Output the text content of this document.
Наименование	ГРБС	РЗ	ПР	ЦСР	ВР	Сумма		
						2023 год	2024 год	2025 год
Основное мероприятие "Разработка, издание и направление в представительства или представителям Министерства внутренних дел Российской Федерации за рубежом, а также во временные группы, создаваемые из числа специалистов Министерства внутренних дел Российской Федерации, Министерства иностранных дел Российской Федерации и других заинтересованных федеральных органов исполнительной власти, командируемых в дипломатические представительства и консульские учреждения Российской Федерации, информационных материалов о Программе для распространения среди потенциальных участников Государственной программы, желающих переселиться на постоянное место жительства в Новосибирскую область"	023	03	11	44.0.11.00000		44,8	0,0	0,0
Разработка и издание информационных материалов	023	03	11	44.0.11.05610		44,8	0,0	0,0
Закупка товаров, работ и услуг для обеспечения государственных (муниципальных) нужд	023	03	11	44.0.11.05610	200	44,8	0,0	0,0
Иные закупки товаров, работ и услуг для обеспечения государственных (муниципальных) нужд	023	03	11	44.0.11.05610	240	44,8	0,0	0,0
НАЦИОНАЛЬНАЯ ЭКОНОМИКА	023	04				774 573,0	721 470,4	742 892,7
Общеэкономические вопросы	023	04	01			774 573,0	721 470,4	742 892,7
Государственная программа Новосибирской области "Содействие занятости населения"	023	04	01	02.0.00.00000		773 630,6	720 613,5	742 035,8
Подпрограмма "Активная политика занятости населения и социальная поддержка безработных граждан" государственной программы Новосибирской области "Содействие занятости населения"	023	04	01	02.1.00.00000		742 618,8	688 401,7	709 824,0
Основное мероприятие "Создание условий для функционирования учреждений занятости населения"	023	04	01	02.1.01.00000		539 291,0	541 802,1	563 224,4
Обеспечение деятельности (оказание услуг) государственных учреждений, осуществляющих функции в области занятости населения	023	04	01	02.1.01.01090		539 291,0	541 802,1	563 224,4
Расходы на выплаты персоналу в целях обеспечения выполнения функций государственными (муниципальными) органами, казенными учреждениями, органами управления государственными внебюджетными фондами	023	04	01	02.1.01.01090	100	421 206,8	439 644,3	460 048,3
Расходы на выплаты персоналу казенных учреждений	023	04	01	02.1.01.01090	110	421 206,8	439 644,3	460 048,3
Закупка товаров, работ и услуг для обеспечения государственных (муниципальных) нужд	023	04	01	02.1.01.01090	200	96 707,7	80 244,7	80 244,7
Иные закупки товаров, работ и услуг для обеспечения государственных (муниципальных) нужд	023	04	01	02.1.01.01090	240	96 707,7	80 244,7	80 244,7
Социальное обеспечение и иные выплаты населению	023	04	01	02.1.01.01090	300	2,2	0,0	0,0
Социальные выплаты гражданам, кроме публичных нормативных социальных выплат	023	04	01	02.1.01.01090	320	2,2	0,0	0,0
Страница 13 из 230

· · ·

#### [OBJECTIVE]
Copy all the lines, exactly.

#### [SOLUTION BELOW]
Output the text content of this document.
Наименование	ГРБС	РЗ	ПР	ЦСР	ВР	Сумма		
						2023 год	2024 год	2025 год
Основное мероприятие "Разработка, издание и направление в представительства или представителям Министерства внутренних дел Российской Федерации за рубежом, а также во временные группы, создаваемые из числа специалистов Министерства внутренних дел Российской Федерации, Министерства иностранных дел Российской Федерации и других заинтересованных федеральных органов исполнительной власти, командируемых в дипломатические представительства и консульские учреждения Российской Федерации, информационных материалов о Программе для распространения среди потенциальных участников Государственной программы, желающих переселиться на постоянное место жительства в Новосибирскую область"	023	03	11	44.0.11.00000		44,8	0,0	0,0
Разработка и издание информационных материалов	023	03	11	44.0.11.05610		44,8	0,0	0,0
Закупка товаров, работ и услуг для обеспечения государственных (муниципальных) нужд	023	03	11	44.0.11.05610	200	44,8	0,0	0,0
Иные закупки товаров, работ и услуг для обеспечения государственных (муниципальных) нужд	023	03	11	44.0.11.05610	240	44,8	0,0	0,0
НАЦИОНАЛЬНАЯ ЭКОНОМИКА	023	04				774 573,0	721 470,4	742 892,7
Общеэкономические вопросы	023	04	01			774 573,0	721 470,4	742 892,7
Государственная программа Новосибирской области "Содействие занятости населения"	023	04	01	02.0.00.00000		773 630,6	720 613,5	742 035,8
Подпрограмма "Активная политика занятости населения и социальная поддержка безработных граждан" государственной программы Новосибирской области "Содействие занятости населения"	023	04	01	02.1.00.00000		742 618,8	688 401,7	709 824,0
Основное мероприятие "Создание условий для функционирования учреждений занятости населения"	023	04	01	02.1.01.00000		539 291,0	541 802,1	563 224,4
Обеспечение деятельности (оказание услуг) государственных учреждений, осуществляющих функции в области занятости населения	023	04	01	02.1.01.01090		539 291,0	541 802,1	563 224,4
Расходы на выплаты персоналу в целях обеспечения выполнения функций государственными (муниципальными) органами, казенными учреждениями, органами управления государственными внебюджетными фондами	023	04	01	02.1.01.01090	100	421 206,8	439 644,3	460 048,3
Расходы на выплаты персоналу казенных учреждений	023	04	01	02.1.01.01090	110	421 206,8	439 644,3	460 048,3
Закупка товаров, работ и услуг для обеспечения государственных (муниципальных) нужд	023	04	01	02.1.01.01090	200	96 707,7	80 244,7	80 244,7
Иные закупки товаров, работ и услуг для обеспечения государственных (муниципальных) нужд	023	04	01	02.1.01.01090	240	96 707,7	80 244,7	80 244,7
Социальное обеспечение и иные выплаты населению	023	04	01	02.1.01.01090	300	2,2	0,0	0,0
Социальные выплаты гражданам, кроме публичных нормативных социальных выплат	023	04	01	02.1.01.01090	320	2,2	0,0	0,0
Страница 13 из 230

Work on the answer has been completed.